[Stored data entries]
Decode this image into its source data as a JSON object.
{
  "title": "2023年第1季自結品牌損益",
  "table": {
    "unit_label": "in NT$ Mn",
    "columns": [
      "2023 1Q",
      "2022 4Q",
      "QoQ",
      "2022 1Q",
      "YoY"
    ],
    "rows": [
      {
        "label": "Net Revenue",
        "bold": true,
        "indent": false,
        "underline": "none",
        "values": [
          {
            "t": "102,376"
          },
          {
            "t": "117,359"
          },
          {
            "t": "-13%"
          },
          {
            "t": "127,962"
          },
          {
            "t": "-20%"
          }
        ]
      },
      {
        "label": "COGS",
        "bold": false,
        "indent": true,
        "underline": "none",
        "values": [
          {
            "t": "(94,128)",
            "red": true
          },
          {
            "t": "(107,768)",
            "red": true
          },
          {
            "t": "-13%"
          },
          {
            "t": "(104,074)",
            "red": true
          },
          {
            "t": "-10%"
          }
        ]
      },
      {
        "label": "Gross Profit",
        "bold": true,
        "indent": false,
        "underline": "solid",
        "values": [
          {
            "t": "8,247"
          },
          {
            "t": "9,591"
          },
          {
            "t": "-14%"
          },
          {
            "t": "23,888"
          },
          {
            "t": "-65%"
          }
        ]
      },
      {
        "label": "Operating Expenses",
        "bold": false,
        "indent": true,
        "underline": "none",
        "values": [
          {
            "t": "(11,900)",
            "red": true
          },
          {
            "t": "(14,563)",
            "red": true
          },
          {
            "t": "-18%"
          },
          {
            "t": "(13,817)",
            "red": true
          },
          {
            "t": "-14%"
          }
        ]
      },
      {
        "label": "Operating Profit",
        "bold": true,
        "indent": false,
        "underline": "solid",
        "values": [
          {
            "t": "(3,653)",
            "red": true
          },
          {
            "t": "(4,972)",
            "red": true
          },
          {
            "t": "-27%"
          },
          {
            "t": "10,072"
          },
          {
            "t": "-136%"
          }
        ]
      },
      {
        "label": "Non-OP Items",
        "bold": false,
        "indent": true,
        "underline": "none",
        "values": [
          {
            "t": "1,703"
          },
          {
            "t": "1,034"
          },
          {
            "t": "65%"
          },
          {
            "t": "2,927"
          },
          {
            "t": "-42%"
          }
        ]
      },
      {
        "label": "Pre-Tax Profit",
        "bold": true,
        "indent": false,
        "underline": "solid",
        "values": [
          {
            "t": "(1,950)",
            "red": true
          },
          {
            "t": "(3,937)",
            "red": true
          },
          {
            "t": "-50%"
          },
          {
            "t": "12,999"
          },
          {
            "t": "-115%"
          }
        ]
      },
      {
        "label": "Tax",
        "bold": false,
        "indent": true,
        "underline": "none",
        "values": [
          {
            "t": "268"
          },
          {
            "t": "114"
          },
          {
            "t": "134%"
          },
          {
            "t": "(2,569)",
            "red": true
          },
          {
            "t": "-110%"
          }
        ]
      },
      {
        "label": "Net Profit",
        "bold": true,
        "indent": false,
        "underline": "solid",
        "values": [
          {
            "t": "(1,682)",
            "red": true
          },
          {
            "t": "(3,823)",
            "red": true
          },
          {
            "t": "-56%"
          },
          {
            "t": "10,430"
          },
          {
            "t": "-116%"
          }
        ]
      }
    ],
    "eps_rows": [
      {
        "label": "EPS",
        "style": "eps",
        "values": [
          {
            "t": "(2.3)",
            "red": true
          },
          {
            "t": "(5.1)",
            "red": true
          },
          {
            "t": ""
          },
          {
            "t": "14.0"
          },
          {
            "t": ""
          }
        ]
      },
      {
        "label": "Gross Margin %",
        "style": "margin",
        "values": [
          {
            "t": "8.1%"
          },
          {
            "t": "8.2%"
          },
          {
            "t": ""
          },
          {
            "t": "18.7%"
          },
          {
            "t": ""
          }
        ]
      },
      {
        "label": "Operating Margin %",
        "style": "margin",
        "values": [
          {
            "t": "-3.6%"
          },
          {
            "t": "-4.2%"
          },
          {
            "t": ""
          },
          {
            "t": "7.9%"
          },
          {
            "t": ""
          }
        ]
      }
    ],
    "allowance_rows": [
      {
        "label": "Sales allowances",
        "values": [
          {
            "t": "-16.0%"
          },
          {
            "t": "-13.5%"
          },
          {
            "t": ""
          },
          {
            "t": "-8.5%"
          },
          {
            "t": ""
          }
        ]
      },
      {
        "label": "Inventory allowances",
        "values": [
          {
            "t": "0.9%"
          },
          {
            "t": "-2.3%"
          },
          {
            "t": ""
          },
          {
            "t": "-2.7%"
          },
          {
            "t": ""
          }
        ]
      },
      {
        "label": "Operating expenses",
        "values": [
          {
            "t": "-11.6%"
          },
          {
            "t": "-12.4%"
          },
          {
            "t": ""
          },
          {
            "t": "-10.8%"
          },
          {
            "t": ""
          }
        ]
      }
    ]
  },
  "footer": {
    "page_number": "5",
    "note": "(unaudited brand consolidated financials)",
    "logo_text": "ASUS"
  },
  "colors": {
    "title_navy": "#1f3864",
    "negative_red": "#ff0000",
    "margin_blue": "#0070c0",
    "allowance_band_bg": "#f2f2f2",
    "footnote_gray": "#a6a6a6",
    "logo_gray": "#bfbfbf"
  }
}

• Stated goal: Copy the material above back out, exactly as written.

• Answer below:
Decode this image into its source data as a JSON object.
{
  "title": "2023年第1季自結品牌損益",
  "table": {
    "unit_label": "in NT$ Mn",
    "columns": [
      "2023 1Q",
      "2022 4Q",
      "QoQ",
      "2022 1Q",
      "YoY"
    ],
    "rows": [
      {
        "label": "Net Revenue",
        "bold": true,
        "indent": false,
        "underline": "none",
        "values": [
          {
            "t": "102,376"
          },
          {
            "t": "117,359"
          },
          {
            "t": "-13%"
          },
          {
            "t": "127,962"
          },
          {
            "t": "-20%"
          }
        ]
      },
      {
        "label": "COGS",
        "bold": false,
        "indent": true,
        "underline": "none",
        "values": [
          {
            "t": "(94,128)",
            "red": true
          },
          {
            "t": "(107,768)",
            "red": true
          },
          {
            "t": "-13%"
          },
          {
            "t": "(104,074)",
            "red": true
          },
          {
            "t": "-10%"
          }
        ]
      },
      {
        "label": "Gross Profit",
        "bold": true,
        "indent": false,
        "underline": "solid",
        "values": [
          {
            "t": "8,247"
          },
          {
            "t": "9,591"
          },
          {
            "t": "-14%"
          },
          {
            "t": "23,888"
          },
          {
            "t": "-65%"
          }
        ]
      },
      {
        "label": "Operating Expenses",
        "bold": false,
        "indent": true,
        "underline": "none",
        "values": [
          {
            "t": "(11,900)",
            "red": true
          },
          {
            "t": "(14,563)",
            "red": true
          },
          {
            "t": "-18%"
          },
          {
            "t": "(13,817)",
            "red": true
          },
          {
            "t": "-14%"
          }
        ]
      },
      {
        "label": "Operating Profit",
        "bold": true,
        "indent": false,
        "underline": "solid",
        "values": [
          {
            "t": "(3,653)",
            "red": true
          },
          {
            "t": "(4,972)",
            "red": true
          },
          {
            "t": "-27%"
          },
          {
            "t": "10,072"
          },
          {
            "t": "-136%"
          }
        ]
      },
      {
        "label": "Non-OP Items",
        "bold": false,
        "indent": true,
        "underline": "none",
        "values": [
          {
            "t": "1,703"
          },
          {
            "t": "1,034"
          },
          {
            "t": "65%"
          },
          {
            "t": "2,927"
          },
          {
            "t": "-42%"
          }
        ]
      },
      {
        "label": "Pre-Tax Profit",
        "bold": true,
        "indent": false,
        "underline": "solid",
        "values": [
          {
            "t": "(1,950)",
            "red": true
          },
          {
            "t": "(3,937)",
            "red": true
          },
          {
            "t": "-50%"
          },
          {
            "t": "12,999"
          },
          {
            "t": "-115%"
          }
        ]
      },
      {
        "label": "Tax",
        "bold": false,
        "indent": true,
        "underline": "none",
        "values": [
          {
            "t": "268"
          },
          {
            "t": "114"
          },
          {
            "t": "134%"
          },
          {
            "t": "(2,569)",
            "red": true
          },
          {
            "t": "-110%"
          }
        ]
      },
      {
        "label": "Net Profit",
        "bold": true,
        "indent": false,
        "underline": "solid",
        "values": [
          {
            "t": "(1,682)",
            "red": true
          },
          {
            "t": "(3,823)",
            "red": true
          },
          {
            "t": "-56%"
          },
          {
            "t": "10,430"
          },
          {
            "t": "-116%"
          }
        ]
      }
    ],
    "eps_rows": [
      {
        "label": "EPS",
        "style": "eps",
        "values": [
          {
            "t": "(2.3)",
            "red": true
          },
          {
            "t": "(5.1)",
            "red": true
          },
          {
            "t": ""
          },
          {
            "t": "14.0"
          },
          {
            "t": ""
          }
        ]
      },
      {
        "label": "Gross Margin %",
        "style": "margin",
        "values": [
          {
            "t": "8.1%"
          },
          {
            "t": "8.2%"
          },
          {
            "t": ""
          },
          {
            "t": "18.7%"
          },
          {
            "t": ""
          }
        ]
      },
      {
        "label": "Operating Margin %",
        "style": "margin",
        "values": [
          {
            "t": "-3.6%"
          },
          {
            "t": "-4.2%"
          },
          {
            "t": ""
          },
          {
            "t": "7.9%"
          },
          {
            "t": ""
          }
        ]
      }
    ],
    "allowance_rows": [
      {
        "label": "Sales allowances",
        "values": [
          {
            "t": "-16.0%"
          },
          {
            "t": "-13.5%"
          },
          {
            "t": ""
          },
          {
            "t": "-8.5%"
          },
          {
            "t": ""
          }
        ]
      },
      {
        "label": "Inventory allowances",
        "values": [
          {
            "t": "0.9%"
          },
          {
            "t": "-2.3%"
          },
          {
            "t": ""
          },
          {
            "t": "-2.7%"
          },
          {
            "t": ""
          }
        ]
      },
      {
        "label": "Operating expenses",
        "values": [
          {
            "t": "-11.6%"
          },
          {
            "t": "-12.4%"
          },
          {
            "t": ""
          },
          {
            "t": "-10.8%"
          },
          {
            "t": ""
          }
        ]
      }
    ]
  },
  "footer": {
    "page_number": "5",
    "note": "(unaudited brand consolidated financials)",
    "logo_text": "ASUS"
  },
  "colors": {
    "title_navy": "#1f3864",
    "negative_red": "#ff0000",
    "margin_blue": "#0070c0",
    "allowance_band_bg": "#f2f2f2",
    "footnote_gray": "#a6a6a6",
    "logo_gray": "#bfbfbf"
  }
}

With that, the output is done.